» **Task requirements**:
Reproduce all of the data that follows, character for character.
┄┄┄┄┄┄┄┄┄┄
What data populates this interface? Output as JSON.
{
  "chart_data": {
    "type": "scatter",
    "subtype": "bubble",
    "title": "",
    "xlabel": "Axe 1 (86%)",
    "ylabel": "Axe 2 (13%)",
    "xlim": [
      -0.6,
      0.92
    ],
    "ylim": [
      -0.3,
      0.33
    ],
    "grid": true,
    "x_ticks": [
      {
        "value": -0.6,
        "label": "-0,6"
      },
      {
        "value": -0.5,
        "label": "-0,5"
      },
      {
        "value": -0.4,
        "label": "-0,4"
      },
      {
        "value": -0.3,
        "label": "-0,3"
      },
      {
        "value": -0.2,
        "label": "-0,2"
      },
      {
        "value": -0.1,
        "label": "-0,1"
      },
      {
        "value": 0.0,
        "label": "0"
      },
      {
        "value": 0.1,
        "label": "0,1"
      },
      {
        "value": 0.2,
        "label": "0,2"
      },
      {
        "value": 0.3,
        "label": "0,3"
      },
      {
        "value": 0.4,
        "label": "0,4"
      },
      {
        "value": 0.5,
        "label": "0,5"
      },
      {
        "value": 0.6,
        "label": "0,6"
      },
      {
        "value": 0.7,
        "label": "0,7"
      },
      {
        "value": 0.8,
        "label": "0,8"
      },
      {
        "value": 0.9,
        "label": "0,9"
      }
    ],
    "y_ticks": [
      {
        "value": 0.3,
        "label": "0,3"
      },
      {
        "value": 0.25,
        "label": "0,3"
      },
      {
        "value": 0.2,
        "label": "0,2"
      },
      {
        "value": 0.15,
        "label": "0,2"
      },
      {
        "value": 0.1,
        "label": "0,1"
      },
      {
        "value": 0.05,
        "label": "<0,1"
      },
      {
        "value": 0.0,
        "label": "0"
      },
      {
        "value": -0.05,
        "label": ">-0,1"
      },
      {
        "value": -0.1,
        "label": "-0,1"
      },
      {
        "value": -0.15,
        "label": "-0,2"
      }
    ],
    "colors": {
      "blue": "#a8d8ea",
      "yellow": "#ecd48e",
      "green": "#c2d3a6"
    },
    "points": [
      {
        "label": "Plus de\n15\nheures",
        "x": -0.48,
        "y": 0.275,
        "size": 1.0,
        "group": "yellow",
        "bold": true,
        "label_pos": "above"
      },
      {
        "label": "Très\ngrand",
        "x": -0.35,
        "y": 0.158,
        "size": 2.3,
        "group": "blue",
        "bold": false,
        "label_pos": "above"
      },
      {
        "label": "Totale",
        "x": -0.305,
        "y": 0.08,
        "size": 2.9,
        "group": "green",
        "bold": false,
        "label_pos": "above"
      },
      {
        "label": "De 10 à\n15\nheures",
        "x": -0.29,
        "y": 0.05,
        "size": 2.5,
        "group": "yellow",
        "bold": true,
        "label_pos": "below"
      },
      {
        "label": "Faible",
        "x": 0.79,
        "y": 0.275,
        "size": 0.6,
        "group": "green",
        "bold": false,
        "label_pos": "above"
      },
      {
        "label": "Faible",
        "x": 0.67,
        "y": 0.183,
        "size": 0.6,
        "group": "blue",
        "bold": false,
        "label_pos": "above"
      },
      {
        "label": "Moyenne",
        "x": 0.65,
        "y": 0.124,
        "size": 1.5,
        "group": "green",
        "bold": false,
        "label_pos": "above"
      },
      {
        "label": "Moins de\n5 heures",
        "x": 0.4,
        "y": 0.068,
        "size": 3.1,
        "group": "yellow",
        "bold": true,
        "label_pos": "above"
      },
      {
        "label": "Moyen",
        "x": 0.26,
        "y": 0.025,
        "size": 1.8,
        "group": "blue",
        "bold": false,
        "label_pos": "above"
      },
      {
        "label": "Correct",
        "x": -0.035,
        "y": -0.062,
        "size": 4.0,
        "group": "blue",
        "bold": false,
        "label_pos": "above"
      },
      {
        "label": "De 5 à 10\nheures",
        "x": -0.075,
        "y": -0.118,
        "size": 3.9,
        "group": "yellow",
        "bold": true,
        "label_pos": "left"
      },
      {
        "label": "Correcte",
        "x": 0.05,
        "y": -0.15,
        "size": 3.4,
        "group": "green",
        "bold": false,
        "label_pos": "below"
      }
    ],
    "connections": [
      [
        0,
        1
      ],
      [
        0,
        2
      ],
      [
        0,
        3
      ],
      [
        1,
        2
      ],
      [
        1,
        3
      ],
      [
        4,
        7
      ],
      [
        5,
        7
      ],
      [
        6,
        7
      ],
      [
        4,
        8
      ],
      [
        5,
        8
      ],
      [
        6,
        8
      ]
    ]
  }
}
┄┄┄┄┄┄┄┄┄┄
» **Complete response**:
What data populates this interface? Output as JSON.
{
  "chart_data": {
    "type": "scatter",
    "subtype": "bubble",
    "title": "",
    "xlabel": "Axe 1 (86%)",
    "ylabel": "Axe 2 (13%)",
    "xlim": [
      -0.6,
      0.92
    ],
    "ylim": [
      -0.3,
      0.33
    ],
    "grid": true,
    "x_ticks": [
      {
        "value": -0.6,
        "label": "-0,6"
      },
      {
        "value": -0.5,
        "label": "-0,5"
      },
      {
        "value": -0.4,
        "label": "-0,4"
      },
      {
        "value": -0.3,
        "label": "-0,3"
      },
      {
        "value": -0.2,
        "label": "-0,2"
      },
      {
        "value": -0.1,
        "label": "-0,1"
      },
      {
        "value": 0.0,
        "label": "0"
      },
      {
        "value": 0.1,
        "label": "0,1"
      },
      {
        "value": 0.2,
        "label": "0,2"
      },
      {
        "value": 0.3,
        "label": "0,3"
      },
      {
        "value": 0.4,
        "label": "0,4"
      },
      {
        "value": 0.5,
        "label": "0,5"
      },
      {
        "value": 0.6,
        "label": "0,6"
      },
      {
        "value": 0.7,
        "label": "0,7"
      },
      {
        "value": 0.8,
        "label": "0,8"
      },
      {
        "value": 0.9,
        "label": "0,9"
      }
    ],
    "y_ticks": [
      {
        "value": 0.3,
        "label": "0,3"
      },
      {
        "value": 0.25,
        "label": "0,3"
      },
      {
        "value": 0.2,
        "label": "0,2"
      },
      {
        "value": 0.15,
        "label": "0,2"
      },
      {
        "value": 0.1,
        "label": "0,1"
      },
      {
        "value": 0.05,
        "label": "<0,1"
      },
      {
        "value": 0.0,
        "label": "0"
      },
      {
        "value": -0.05,
        "label": ">-0,1"
      },
      {
        "value": -0.1,
        "label": "-0,1"
      },
      {
        "value": -0.15,
        "label": "-0,2"
      }
    ],
    "colors": {
      "blue": "#a8d8ea",
      "yellow": "#ecd48e",
      "green": "#c2d3a6"
    },
    "points": [
      {
        "label": "Plus de\n15\nheures",
        "x": -0.48,
        "y": 0.275,
        "size": 1.0,
        "group": "yellow",
        "bold": true,
        "label_pos": "above"
      },
      {
        "label": "Très\ngrand",
        "x": -0.35,
        "y": 0.158,
        "size": 2.3,
        "group": "blue",
        "bold": false,
        "label_pos": "above"
      },
      {
        "label": "Totale",
        "x": -0.305,
        "y": 0.08,
        "size": 2.9,
        "group": "green",
        "bold": false,
        "label_pos": "above"
      },
      {
        "label": "De 10 à\n15\nheures",
        "x": -0.29,
        "y": 0.05,
        "size": 2.5,
        "group": "yellow",
        "bold": true,
        "label_pos": "below"
      },
      {
        "label": "Faible",
        "x": 0.79,
        "y": 0.275,
        "size": 0.6,
        "group": "green",
        "bold": false,
        "label_pos": "above"
      },
      {
        "label": "Faible",
        "x": 0.67,
        "y": 0.183,
        "size": 0.6,
        "group": "blue",
        "bold": false,
        "label_pos": "above"
      },
      {
        "label": "Moyenne",
        "x": 0.65,
        "y": 0.124,
        "size": 1.5,
        "group": "green",
        "bold": false,
        "label_pos": "above"
      },
      {
        "label": "Moins de\n5 heures",
        "x": 0.4,
        "y": 0.068,
        "size": 3.1,
        "group": "yellow",
        "bold": true,
        "label_pos": "above"
      },
      {
        "label": "Moyen",
        "x": 0.26,
        "y": 0.025,
        "size": 1.8,
        "group": "blue",
        "bold": false,
        "label_pos": "above"
      },
      {
        "label": "Correct",
        "x": -0.035,
        "y": -0.062,
        "size": 4.0,
        "group": "blue",
        "bold": false,
        "label_pos": "above"
      },
      {
        "label": "De 5 à 10\nheures",
        "x": -0.075,
        "y": -0.118,
        "size": 3.9,
        "group": "yellow",
        "bold": true,
        "label_pos": "left"
      },
      {
        "label": "Correcte",
        "x": 0.05,
        "y": -0.15,
        "size": 3.4,
        "group": "green",
        "bold": false,
        "label_pos": "below"
      }
    ],
    "connections": [
      [
        0,
        1
      ],
      [
        0,
        2
      ],
      [
        0,
        3
      ],
      [
        1,
        2
      ],
      [
        1,
        3
      ],
      [
        4,
        7
      ],
      [
        5,
        7
      ],
      [
        6,
        7
      ],
      [
        4,
        8
      ],
      [
        5,
        8
      ],
      [
        6,
        8
      ]
    ]
  }
}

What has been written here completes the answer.